(Data records begins)

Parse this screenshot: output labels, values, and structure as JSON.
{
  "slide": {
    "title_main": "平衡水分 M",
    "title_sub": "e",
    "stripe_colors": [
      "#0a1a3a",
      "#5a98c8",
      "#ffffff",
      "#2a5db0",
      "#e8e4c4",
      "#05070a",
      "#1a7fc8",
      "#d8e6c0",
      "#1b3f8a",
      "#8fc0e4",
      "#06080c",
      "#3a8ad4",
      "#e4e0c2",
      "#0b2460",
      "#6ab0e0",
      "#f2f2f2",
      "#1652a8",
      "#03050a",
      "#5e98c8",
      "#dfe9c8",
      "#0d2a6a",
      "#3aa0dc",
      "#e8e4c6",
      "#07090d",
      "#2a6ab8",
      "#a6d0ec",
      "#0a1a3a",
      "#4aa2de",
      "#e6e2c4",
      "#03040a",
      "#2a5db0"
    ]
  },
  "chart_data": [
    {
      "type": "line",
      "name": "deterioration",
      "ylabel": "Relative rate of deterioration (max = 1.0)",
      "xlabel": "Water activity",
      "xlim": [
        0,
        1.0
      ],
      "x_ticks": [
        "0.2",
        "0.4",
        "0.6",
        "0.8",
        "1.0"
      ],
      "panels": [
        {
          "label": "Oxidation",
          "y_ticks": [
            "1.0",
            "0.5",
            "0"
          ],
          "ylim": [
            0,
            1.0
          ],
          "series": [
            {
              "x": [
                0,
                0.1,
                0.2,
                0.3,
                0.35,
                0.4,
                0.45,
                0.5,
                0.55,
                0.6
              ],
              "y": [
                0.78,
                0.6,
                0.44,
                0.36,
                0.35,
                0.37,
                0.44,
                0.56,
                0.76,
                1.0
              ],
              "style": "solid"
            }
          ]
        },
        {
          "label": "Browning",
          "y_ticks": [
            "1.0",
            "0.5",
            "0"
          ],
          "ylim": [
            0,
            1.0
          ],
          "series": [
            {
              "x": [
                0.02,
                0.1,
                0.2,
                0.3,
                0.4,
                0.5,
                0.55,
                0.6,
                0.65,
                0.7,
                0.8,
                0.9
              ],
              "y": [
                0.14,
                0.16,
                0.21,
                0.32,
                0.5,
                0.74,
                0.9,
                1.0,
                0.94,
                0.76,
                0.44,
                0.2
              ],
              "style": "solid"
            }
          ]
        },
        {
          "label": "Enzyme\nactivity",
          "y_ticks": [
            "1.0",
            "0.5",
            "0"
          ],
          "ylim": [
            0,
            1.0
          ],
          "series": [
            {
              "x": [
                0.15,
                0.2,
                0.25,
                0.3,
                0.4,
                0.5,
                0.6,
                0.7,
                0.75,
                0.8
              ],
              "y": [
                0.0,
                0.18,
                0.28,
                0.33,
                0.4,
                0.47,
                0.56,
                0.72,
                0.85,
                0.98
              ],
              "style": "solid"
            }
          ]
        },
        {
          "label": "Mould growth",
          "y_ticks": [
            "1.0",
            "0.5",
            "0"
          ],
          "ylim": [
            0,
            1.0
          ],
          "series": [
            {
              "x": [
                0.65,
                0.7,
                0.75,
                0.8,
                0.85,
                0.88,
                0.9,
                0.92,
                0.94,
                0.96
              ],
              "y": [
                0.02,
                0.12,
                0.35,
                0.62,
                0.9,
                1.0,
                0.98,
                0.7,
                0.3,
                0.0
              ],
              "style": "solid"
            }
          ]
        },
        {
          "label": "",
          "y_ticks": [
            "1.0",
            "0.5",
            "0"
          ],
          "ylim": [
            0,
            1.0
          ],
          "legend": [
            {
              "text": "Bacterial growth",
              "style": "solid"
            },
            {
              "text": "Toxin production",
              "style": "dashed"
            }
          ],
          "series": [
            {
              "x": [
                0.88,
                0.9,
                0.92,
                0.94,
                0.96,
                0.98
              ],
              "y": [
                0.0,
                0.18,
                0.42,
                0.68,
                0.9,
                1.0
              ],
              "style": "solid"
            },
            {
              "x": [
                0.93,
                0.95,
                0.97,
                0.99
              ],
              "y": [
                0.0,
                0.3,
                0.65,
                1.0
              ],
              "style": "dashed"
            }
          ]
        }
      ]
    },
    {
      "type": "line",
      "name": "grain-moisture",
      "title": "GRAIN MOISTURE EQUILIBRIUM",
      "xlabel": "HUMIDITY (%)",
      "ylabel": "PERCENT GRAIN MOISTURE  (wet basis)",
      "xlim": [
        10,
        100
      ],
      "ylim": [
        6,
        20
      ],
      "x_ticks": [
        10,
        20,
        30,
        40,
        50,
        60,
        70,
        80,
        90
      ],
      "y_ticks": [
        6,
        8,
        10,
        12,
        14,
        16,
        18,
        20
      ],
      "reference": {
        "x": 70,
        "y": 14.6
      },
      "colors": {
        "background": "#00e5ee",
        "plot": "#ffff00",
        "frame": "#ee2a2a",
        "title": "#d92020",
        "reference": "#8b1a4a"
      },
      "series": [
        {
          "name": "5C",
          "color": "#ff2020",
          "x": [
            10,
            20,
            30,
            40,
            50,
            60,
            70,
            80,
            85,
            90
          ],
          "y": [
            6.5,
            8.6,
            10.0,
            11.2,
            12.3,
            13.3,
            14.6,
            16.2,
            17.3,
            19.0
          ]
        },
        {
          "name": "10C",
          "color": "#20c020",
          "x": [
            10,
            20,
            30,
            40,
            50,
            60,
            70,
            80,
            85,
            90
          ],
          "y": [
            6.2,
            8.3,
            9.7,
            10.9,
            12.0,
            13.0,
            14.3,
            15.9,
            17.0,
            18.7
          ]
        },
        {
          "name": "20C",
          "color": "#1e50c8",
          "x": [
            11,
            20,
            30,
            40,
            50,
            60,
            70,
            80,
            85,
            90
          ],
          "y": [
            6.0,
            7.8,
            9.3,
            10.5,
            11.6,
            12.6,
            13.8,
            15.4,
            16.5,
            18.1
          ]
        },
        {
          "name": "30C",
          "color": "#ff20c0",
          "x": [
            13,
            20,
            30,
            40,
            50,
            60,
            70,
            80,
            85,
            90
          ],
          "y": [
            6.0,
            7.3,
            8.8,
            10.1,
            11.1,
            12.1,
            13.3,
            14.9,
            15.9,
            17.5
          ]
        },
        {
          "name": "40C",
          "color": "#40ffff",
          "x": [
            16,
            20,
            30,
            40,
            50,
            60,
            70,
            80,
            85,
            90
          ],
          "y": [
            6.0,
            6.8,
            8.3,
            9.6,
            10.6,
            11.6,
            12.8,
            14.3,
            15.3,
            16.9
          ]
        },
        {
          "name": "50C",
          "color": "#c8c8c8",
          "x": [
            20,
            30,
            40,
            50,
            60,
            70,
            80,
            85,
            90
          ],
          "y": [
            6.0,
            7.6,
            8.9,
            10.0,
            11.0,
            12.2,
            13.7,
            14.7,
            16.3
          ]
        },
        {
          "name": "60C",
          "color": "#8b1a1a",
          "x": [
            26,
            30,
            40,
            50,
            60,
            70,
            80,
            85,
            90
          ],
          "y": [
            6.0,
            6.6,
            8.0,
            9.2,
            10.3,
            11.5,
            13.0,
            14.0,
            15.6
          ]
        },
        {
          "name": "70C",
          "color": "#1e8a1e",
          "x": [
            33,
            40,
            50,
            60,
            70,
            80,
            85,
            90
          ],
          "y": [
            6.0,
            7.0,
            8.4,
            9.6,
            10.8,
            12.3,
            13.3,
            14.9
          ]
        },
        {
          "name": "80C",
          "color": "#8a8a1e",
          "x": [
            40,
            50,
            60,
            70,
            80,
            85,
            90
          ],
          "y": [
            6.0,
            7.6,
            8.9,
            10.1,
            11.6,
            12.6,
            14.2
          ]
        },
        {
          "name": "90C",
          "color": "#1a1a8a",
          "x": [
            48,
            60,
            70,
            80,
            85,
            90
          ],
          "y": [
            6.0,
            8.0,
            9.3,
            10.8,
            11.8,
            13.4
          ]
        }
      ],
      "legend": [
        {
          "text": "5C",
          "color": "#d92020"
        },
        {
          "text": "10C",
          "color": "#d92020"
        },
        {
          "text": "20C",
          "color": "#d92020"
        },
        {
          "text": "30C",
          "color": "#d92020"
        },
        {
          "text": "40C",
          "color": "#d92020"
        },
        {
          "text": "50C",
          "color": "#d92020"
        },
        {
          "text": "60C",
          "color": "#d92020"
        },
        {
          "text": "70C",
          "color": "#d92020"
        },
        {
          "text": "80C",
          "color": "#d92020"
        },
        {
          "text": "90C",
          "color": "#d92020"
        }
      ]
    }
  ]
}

(Data records ends)

Give only the number of lines in the entries above that hold the string "ylabel".

2